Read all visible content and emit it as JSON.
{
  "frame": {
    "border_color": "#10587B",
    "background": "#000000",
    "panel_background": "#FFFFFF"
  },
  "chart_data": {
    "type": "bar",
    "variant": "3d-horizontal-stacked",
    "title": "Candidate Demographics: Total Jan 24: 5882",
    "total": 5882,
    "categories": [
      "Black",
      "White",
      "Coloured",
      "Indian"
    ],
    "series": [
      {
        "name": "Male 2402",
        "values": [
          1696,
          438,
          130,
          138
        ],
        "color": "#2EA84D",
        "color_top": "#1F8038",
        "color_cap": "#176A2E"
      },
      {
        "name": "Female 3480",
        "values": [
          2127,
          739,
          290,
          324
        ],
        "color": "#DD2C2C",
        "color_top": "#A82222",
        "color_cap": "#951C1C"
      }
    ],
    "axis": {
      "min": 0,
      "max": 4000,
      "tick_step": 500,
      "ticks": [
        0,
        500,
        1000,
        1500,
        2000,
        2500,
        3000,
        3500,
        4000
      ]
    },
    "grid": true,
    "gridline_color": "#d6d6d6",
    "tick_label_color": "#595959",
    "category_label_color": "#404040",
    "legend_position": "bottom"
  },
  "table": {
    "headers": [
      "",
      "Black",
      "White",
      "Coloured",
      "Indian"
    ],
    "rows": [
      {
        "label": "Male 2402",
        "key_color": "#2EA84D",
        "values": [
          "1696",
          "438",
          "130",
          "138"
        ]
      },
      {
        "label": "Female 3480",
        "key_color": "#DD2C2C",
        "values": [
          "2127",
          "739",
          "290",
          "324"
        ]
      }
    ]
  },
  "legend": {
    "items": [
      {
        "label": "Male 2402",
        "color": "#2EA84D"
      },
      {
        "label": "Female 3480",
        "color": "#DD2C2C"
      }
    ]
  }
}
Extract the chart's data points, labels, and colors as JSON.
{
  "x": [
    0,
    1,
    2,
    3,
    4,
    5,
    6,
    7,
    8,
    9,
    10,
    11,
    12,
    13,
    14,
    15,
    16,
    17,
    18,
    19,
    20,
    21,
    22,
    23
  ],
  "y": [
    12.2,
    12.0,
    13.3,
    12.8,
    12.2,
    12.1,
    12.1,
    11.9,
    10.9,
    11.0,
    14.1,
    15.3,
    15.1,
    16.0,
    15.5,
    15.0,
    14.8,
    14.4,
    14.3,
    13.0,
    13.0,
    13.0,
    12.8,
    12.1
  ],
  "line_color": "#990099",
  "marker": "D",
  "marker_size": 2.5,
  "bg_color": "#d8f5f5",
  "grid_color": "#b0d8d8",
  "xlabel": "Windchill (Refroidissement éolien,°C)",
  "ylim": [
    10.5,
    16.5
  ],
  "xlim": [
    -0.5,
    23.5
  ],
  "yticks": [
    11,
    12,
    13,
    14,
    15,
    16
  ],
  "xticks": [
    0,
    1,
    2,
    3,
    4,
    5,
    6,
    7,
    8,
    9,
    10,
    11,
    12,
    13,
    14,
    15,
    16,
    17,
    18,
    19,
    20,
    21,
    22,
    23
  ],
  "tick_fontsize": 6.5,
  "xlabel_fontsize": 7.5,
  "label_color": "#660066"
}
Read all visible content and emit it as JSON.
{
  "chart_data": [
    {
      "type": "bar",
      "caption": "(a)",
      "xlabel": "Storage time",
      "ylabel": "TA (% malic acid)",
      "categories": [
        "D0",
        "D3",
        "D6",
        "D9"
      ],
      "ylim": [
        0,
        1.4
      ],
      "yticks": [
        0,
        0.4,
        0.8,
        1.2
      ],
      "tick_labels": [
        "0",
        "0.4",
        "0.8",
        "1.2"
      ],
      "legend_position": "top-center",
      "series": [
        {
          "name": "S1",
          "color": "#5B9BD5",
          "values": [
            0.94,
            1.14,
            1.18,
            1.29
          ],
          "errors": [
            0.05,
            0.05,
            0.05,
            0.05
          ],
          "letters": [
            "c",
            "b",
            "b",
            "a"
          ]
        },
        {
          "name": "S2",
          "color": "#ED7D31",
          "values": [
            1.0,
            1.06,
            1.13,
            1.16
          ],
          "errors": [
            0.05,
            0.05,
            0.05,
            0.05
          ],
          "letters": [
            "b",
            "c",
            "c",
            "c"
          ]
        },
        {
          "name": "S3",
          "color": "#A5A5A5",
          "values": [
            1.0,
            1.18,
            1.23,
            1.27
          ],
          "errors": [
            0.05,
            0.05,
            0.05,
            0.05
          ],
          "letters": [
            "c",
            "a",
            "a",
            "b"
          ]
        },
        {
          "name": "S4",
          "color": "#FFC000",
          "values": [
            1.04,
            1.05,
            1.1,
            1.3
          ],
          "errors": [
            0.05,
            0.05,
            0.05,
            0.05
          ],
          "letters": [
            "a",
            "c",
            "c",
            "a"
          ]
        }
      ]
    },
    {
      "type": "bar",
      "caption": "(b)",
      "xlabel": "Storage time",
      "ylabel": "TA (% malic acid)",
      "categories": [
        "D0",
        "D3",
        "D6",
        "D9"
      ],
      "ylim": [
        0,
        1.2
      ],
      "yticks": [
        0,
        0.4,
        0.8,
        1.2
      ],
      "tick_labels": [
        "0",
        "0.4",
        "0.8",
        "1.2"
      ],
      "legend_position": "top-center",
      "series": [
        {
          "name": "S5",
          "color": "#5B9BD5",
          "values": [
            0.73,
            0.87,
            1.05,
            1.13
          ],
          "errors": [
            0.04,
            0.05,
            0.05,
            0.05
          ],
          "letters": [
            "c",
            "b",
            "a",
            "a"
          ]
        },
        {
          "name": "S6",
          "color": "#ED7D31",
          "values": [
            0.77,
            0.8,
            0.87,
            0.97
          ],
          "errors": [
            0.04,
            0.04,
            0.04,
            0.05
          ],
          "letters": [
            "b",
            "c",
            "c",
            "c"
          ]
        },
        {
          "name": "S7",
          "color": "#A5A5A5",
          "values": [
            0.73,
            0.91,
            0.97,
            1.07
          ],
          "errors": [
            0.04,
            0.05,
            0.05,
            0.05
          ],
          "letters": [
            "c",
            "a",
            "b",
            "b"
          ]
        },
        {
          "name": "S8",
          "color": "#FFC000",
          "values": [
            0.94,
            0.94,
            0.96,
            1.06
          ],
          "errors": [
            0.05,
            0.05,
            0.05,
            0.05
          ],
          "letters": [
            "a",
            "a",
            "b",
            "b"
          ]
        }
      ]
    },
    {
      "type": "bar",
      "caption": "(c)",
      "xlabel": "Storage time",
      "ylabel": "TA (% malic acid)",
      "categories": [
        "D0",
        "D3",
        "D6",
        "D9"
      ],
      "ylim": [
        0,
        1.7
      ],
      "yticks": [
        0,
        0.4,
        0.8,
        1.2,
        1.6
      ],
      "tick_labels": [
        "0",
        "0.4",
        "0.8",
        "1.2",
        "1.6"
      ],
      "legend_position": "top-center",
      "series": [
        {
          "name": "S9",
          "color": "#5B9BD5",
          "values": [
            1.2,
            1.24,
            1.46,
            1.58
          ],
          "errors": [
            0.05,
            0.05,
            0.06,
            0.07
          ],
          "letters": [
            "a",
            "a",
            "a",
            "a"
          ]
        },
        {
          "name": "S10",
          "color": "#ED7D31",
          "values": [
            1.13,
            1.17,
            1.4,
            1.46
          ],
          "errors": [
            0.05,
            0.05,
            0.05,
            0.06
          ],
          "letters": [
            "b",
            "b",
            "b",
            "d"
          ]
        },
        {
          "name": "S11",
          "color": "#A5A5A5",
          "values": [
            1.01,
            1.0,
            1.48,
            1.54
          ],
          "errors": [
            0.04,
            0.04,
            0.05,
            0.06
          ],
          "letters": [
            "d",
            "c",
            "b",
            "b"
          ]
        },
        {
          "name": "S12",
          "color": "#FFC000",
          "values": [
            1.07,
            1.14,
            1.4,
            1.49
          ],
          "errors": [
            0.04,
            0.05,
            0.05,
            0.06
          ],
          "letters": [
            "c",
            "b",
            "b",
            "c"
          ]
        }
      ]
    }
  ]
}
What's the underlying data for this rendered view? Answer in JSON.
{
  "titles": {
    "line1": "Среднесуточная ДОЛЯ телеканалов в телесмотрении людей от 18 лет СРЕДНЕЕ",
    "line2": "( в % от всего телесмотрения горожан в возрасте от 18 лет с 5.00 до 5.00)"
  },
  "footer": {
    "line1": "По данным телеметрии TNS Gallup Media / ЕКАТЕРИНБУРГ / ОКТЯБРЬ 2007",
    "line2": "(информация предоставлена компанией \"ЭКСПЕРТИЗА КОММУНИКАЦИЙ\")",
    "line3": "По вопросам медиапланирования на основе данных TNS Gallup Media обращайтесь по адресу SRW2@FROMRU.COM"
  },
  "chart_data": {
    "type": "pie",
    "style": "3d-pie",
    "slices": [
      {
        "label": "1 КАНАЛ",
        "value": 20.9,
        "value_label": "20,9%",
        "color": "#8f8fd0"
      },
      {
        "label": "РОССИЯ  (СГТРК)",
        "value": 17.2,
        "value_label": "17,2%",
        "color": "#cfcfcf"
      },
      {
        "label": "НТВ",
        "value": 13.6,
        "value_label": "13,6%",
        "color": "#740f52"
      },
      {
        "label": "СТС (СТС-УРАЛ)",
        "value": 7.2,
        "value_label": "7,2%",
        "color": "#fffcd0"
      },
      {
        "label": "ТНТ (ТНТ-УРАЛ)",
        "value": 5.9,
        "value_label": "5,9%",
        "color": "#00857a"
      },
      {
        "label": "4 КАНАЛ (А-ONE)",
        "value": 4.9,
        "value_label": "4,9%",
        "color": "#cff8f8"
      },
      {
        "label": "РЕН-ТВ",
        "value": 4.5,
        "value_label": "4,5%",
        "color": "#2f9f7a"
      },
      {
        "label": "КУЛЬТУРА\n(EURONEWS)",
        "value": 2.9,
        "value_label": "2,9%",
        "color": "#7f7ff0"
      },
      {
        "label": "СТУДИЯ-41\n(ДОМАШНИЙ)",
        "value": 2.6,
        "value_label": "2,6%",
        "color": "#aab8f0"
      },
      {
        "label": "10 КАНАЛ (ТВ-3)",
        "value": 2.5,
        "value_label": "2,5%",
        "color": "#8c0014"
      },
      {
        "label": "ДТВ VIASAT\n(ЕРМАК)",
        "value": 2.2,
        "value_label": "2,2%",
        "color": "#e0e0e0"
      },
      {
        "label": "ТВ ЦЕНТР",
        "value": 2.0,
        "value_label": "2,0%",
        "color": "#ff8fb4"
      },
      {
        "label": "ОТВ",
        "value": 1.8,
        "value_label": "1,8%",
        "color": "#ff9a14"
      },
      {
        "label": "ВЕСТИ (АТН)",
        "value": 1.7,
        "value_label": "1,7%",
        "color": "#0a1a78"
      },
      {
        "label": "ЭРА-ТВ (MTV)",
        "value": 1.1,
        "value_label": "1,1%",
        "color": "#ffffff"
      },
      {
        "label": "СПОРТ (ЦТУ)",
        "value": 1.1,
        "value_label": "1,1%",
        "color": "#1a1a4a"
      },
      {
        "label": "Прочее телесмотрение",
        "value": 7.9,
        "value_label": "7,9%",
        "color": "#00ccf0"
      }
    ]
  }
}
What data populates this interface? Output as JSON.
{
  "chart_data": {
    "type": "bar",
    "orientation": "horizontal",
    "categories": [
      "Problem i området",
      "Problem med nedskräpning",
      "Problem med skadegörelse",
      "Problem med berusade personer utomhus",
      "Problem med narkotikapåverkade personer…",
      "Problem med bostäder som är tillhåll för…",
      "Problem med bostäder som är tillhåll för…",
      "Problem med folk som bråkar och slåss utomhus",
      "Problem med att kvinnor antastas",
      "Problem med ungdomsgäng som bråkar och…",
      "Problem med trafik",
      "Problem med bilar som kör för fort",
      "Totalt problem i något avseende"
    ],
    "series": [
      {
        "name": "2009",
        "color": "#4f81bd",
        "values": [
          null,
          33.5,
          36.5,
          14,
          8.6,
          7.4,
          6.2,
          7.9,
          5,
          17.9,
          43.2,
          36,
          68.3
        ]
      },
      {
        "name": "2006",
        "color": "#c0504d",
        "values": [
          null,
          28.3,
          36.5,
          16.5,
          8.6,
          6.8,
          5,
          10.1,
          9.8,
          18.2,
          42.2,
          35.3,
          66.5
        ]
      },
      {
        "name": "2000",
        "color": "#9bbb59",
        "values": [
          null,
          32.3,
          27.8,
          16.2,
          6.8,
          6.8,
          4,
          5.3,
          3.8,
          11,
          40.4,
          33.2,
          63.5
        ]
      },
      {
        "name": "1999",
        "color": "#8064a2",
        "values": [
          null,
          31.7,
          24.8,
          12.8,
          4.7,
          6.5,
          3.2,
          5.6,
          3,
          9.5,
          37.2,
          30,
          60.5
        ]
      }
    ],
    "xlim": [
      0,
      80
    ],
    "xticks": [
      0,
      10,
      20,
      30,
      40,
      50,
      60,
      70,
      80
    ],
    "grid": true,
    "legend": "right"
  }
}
::::
### SET TASK
Retype exactly the lines from the one containing "What data populates" through the last line of the records above, including both.

### EXERCISE RESULT
What data populates this interface? Output as JSON.
{
  "chart_data": {
    "type": "bar",
    "orientation": "horizontal",
    "categories": [
      "Problem i området",
      "Problem med nedskräpning",
      "Problem med skadegörelse",
      "Problem med berusade personer utomhus",
      "Problem med narkotikapåverkade personer…",
      "Problem med bostäder som är tillhåll för…",
      "Problem med bostäder som är tillhåll för…",
      "Problem med folk som bråkar och slåss utomhus",
      "Problem med att kvinnor antastas",
      "Problem med ungdomsgäng som bråkar och…",
      "Problem med trafik",
      "Problem med bilar som kör för fort",
      "Totalt problem i något avseende"
    ],
    "series": [
      {
        "name": "2009",
        "color": "#4f81bd",
        "values": [
          null,
          33.5,
          36.5,
          14,
          8.6,
          7.4,
          6.2,
          7.9,
          5,
          17.9,
          43.2,
          36,
          68.3
        ]
      },
      {
        "name": "2006",
        "color": "#c0504d",
        "values": [
          null,
          28.3,
          36.5,
          16.5,
          8.6,
          6.8,
          5,
          10.1,
          9.8,
          18.2,
          42.2,
          35.3,
          66.5
        ]
      },
      {
        "name": "2000",
        "color": "#9bbb59",
        "values": [
          null,
          32.3,
          27.8,
          16.2,
          6.8,
          6.8,
          4,
          5.3,
          3.8,
          11,
          40.4,
          33.2,
          63.5
        ]
      },
      {
        "name": "1999",
        "color": "#8064a2",
        "values": [
          null,
          31.7,
          24.8,
          12.8,
          4.7,
          6.5,
          3.2,
          5.6,
          3,
          9.5,
          37.2,
          30,
          60.5
        ]
      }
    ],
    "xlim": [
      0,
      80
    ],
    "xticks": [
      0,
      10,
      20,
      30,
      40,
      50,
      60,
      70,
      80
    ],
    "grid": true,
    "legend": "right"
  }
}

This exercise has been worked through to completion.